— begin Text extract —

Fix problems in sanbox/cuda.

376ca250 · Arnaud Bergeron · 405ccc5d · 376ca250 · 376ca250 · 376ca250
--- a/theano/sandbox/cuda/opt.py
+++ b/theano/sandbox/cuda/opt.py
@@ -236,8 +236,11 @@ optdb['canonicalize'].register('local_cut_gpu_host_gpu',

 # 'float64', 'complex128' and 'complex64' are not supported in elemwise
 # on the gpu.
-elemwise_cuda_dtype_supported = ['float32', 'uint8', 'int8', 'uint16', 'int16',
-                                 'uint32', 'int32', 'uint64', 'int64']
+elemwise_cuda_dtype_supported = ['float32', 'bool',
+                                 'uint8', 'int8',
+                                 'uint16', 'int16',
+                                 'uint32', 'int32',
+                                 'uint64', 'int64']


 def dtype_in_elemwise_supported(op):
@@ -297,8 +300,8 @@ def local_gpu_elemwise_0(node):
                        return False

                #   first establish that float32 can store all inputs
-                upcastable = set(['float32', 'int8', 'int16', 'uint8',
-                                  'uint16'])
+                upcastable = set(['float32', 'bool', 'int8', 'int16',
+                                  'uint8', 'uint16',])
                # case 1 - all inputs are already float32
                if all([i.type.dtype == 'float32' for i in node.inputs]):
                    # TODO: change this when fusion makes Elemwise with

--- a/theano/sandbox/cuda/rng_curand.py
+++ b/theano/sandbox/cuda/rng_curand.py
@@ -28,7 +28,7 @@ class CURAND_Base(GpuOp):
    CURAND.  This Op uses a generic-typed shared variable to point to a CObject
    that encapsulates this opaque reference.

-    Each random variable is created with a generator of False.
+    Each random variable is created with a generator of None.

— end Text extract —

# Job
Retype the part of the commit diff from "--- a/theano/sandbox/cuda/rng_curand.py" up to and including "generator of None.". The rows that come next are separate material, apart from the commit diff.

— begin Provided data —

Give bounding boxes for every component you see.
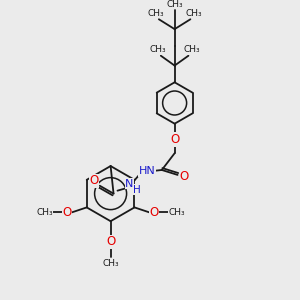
- Text: O: O: [150, 206, 159, 219]
- Text: CH₃: CH₃: [166, 0, 183, 9]
- Text: N: N: [125, 179, 134, 189]
- Text: CH₃: CH₃: [148, 9, 164, 18]
- Text: O: O: [106, 236, 115, 248]
- Text: HN: HN: [139, 166, 155, 176]
- Text: CH₃: CH₃: [150, 45, 166, 54]
- Text: O: O: [89, 174, 98, 187]
- Text: O: O: [180, 170, 189, 183]
- Text: O: O: [170, 133, 179, 146]
- Text: CH₃: CH₃: [185, 9, 202, 18]
- Text: CH₃: CH₃: [36, 208, 53, 217]
- Text: CH₃: CH₃: [183, 45, 200, 54]
- Text: H: H: [133, 185, 141, 195]
- Text: CH₃: CH₃: [169, 208, 185, 217]
- Text: CH₃: CH₃: [102, 259, 119, 268]
- Text: O: O: [62, 206, 72, 219]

— end Provided data —

# Final result
--- a/theano/sandbox/cuda/rng_curand.py
+++ b/theano/sandbox/cuda/rng_curand.py
@@ -28,7 +28,7 @@ class CURAND_Base(GpuOp):
    CURAND.  This Op uses a generic-typed shared variable to point to a CObject
    that encapsulates this opaque reference.

-    Each random variable is created with a generator of False.
+    Each random variable is created with a generator of None.